• Task details
Gather all lines with "that" from the records.

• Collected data
/---
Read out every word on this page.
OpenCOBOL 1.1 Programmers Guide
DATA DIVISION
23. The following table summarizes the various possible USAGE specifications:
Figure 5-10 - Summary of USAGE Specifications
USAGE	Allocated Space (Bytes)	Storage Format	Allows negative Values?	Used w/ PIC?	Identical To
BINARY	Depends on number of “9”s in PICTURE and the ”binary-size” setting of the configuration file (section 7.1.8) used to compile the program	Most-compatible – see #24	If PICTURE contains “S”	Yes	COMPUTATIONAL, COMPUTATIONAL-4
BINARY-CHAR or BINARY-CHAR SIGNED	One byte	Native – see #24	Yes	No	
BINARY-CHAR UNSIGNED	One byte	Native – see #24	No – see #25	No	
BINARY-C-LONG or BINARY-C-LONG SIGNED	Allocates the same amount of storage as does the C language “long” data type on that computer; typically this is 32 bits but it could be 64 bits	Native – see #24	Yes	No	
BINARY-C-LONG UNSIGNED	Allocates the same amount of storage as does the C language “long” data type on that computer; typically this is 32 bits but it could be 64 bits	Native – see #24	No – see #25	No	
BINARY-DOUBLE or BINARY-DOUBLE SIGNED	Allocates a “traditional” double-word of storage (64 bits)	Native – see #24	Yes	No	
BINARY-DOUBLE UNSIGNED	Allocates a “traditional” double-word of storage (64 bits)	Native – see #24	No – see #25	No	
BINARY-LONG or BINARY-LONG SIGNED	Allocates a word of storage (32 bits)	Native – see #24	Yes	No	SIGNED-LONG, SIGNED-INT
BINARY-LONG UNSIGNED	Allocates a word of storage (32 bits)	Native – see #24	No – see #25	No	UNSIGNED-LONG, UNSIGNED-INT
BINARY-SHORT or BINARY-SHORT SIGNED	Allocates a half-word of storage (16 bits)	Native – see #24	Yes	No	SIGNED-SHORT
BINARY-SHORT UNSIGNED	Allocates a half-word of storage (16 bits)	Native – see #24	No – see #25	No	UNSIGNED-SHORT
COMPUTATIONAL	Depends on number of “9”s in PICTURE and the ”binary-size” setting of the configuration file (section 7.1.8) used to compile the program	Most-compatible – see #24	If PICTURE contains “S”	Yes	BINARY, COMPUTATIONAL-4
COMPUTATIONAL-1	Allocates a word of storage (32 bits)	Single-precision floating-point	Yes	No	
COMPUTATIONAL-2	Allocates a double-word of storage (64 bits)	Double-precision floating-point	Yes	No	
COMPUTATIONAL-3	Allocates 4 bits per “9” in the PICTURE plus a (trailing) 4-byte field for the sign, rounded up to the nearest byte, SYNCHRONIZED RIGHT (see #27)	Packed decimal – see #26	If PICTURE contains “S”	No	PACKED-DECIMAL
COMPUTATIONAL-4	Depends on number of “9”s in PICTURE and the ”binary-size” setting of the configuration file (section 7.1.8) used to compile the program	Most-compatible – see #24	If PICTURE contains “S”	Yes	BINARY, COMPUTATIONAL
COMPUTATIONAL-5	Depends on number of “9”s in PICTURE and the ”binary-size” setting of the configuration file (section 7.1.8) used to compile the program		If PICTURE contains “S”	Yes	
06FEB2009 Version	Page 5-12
\---
• Worked answer
BINARY-C-LONG or BINARY-C-LONG SIGNED	Allocates the same amount of storage as does the C language “long” data type on that computer; typically this is 32 bits but it could be 64 bits	Native – see #24	Yes	No	
BINARY-C-LONG UNSIGNED	Allocates the same amount of storage as does the C language “long” data type on that computer; typically this is 32 bits but it could be 64 bits	Native – see #24	No – see #25	No	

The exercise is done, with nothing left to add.